*Do this*: Search the material and gather each line with "Nyxel" in it.

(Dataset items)
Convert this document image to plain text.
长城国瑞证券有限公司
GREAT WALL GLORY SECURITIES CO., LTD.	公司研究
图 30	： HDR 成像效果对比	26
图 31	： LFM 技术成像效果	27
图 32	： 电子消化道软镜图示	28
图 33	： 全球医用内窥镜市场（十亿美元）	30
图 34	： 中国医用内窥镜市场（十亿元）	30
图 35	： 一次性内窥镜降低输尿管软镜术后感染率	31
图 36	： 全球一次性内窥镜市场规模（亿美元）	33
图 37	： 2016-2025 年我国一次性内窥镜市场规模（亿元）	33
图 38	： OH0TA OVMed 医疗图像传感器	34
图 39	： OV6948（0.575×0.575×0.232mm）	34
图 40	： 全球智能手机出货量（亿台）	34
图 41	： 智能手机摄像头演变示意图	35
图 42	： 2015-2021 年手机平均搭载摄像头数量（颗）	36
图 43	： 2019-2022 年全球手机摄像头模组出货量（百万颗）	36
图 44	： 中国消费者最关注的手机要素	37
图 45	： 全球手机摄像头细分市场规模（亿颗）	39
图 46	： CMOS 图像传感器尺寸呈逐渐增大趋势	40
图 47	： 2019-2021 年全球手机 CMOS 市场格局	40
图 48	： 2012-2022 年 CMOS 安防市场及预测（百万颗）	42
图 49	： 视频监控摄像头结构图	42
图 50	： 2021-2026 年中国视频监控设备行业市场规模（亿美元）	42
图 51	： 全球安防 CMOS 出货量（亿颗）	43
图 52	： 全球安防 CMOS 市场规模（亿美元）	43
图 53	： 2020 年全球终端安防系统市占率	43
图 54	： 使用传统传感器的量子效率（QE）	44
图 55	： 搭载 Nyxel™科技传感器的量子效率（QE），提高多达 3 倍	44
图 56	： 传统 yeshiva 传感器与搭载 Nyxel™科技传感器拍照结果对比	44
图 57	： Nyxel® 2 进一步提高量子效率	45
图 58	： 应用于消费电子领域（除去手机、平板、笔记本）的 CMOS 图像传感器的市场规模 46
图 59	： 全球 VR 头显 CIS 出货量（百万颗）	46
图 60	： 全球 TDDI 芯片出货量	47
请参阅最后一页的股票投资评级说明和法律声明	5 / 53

*Final result*:
图 55	： 搭载 Nyxel™科技传感器的量子效率（QE），提高多达 3 倍	44
图 56	： 传统 yeshiva 传感器与搭载 Nyxel™科技传感器拍照结果对比	44
图 57	： Nyxel® 2 进一步提高量子效率	45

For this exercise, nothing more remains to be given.